SHORT PROBLEM 1:
Reproduce the whole article on the Leinster football final word for word.
SHORT PROBLEM 2:
How many lines of the records contain the string "value"? Case counts, so give only the number.

Old rivalry but Dubs stronger than ever in new era

LEINSTER SFC FINAL:
Old rivalry but Dubs stronger than ever in new era

When the legendary teams managed by Seán Boylan were going about their business, they built an aura about themselves that endured for some time.

It is only in recent years that we are beginning to see the achievement of the Boylan era for what it was — an astonishing four titles won during a 12-year period before the sprawling Dublin metropolis ate into parts of the Royal County.

The Meath that invaded the capital back then before the Celtic Tiger were mostly great big unrepentant, unapologetic, unknowable and unremorseful men that ate the boys in blue for breakfast. Because of the legacy created by Lyons, Harnan, O’Malley, Hayes, McEntee, O’Rourke et al we still want to believe that Dublin versus Meath is still the quintessential clash of town vs country but deep down, we know the reality to be very different.

To paraphrase the Charlene one hit wonder, Never Been to Me (later parodied as Never Been to Meath by Dustin the Turkey), the Meath we think we know today is a “fantasy we create about people and places as we’d like them to be”.

A couple of months back, before a ball was kicked in Championship 2013, I spent some tenners on a few of those pre-championship provincial predictors that so many GAA clubs nowadays use a means of fundraising. I predicted that Kerry, Mayo and Donegal would win their respective provincial titles and out of mischief and respect, I chose Meath in Leinster — purely on the basis that they were the only team in the province that could muster up the chutzpah that would ensure they wouldn’t roll over and play dead when faced with Dublin.

Element listings with annotations:

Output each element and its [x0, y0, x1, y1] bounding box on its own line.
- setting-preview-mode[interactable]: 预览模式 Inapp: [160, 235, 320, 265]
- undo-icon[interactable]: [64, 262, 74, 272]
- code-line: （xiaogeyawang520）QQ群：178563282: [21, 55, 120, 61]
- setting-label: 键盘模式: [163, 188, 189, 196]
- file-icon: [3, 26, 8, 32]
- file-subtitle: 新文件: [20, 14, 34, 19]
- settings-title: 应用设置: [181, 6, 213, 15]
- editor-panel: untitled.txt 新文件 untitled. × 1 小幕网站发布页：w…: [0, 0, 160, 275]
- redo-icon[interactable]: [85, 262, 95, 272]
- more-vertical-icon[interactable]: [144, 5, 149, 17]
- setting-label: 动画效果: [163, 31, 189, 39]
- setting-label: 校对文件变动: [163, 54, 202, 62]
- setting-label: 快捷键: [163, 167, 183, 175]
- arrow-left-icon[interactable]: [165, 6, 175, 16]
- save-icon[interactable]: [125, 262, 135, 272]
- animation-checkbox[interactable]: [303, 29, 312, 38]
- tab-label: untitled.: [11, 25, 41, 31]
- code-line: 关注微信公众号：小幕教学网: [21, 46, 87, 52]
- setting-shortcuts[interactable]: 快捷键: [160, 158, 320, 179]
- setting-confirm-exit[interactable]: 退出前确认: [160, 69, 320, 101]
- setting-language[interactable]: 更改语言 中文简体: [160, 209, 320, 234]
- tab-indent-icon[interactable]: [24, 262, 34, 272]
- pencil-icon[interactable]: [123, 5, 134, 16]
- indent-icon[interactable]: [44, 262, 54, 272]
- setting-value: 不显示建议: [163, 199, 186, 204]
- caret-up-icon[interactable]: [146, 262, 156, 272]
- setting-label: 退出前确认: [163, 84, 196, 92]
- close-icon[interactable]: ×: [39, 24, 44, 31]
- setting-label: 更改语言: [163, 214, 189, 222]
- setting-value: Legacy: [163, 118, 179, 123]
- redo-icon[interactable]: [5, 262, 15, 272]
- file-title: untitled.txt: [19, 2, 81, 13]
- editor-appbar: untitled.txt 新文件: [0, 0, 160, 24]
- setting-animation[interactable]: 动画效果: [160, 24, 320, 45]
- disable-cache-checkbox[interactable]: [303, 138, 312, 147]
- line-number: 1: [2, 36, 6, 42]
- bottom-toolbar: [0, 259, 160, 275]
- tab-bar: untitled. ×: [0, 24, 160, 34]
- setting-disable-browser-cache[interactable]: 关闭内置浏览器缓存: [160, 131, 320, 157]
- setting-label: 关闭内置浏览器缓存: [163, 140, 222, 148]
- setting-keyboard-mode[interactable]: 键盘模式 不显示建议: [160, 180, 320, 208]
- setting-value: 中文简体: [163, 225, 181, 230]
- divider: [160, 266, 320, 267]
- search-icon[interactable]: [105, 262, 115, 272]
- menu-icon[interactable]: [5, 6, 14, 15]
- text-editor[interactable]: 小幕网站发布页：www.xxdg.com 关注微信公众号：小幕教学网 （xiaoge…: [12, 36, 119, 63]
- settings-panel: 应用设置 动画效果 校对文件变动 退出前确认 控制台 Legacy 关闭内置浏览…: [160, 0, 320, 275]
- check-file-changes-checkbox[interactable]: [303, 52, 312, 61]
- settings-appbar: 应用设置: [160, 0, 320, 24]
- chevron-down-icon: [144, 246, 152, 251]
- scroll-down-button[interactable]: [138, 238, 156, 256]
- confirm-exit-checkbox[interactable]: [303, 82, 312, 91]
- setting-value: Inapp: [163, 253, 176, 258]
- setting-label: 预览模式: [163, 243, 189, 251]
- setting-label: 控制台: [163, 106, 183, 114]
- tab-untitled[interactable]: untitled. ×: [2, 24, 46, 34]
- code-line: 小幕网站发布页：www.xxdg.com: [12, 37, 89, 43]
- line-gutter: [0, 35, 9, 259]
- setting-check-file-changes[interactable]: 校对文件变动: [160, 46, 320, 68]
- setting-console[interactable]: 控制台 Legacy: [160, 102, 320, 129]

EXPECTED OUTPUT 1:
Old rivalry but Dubs stronger than ever in new era

LEINSTER SFC FINAL:
Old rivalry but Dubs stronger than ever in new era

When the legendary teams managed by Seán Boylan were going about their business, they built an aura about themselves that endured for some time.

It is only in recent years that we are beginning to see the achievement of the Boylan era for what it was — an astonishing four titles won during a 12-year period before the sprawling Dublin metropolis ate into parts of the Royal County.

The Meath that invaded the capital back then before the Celtic Tiger were mostly great big unrepentant, unapologetic, unknowable and unremorseful men that ate the boys in blue for breakfast. Because of the legacy created by Lyons, Harnan, O’Malley, Hayes, McEntee, O’Rourke et al we still want to believe that Dublin versus Meath is still the quintessential clash of town vs country but deep down, we know the reality to be very different.

To paraphrase the Charlene one hit wonder, Never Been to Me (later parodied as Never Been to Meath by Dustin the Turkey), the Meath we think we know today is a “fantasy we create about people and places as we’d like them to be”.

A couple of months back, before a ball was kicked in Championship 2013, I spent some tenners on a few of those pre-championship provincial predictors that so many GAA clubs nowadays use a means of fundraising. I predicted that Kerry, Mayo and Donegal would win their respective provincial titles and out of mischief and respect, I chose Meath in Leinster — purely on the basis that they were the only team in the province that could muster up the chutzpah that would ensure they wouldn’t roll over and play dead when faced with Dublin.

EXPECTED OUTPUT 2:
4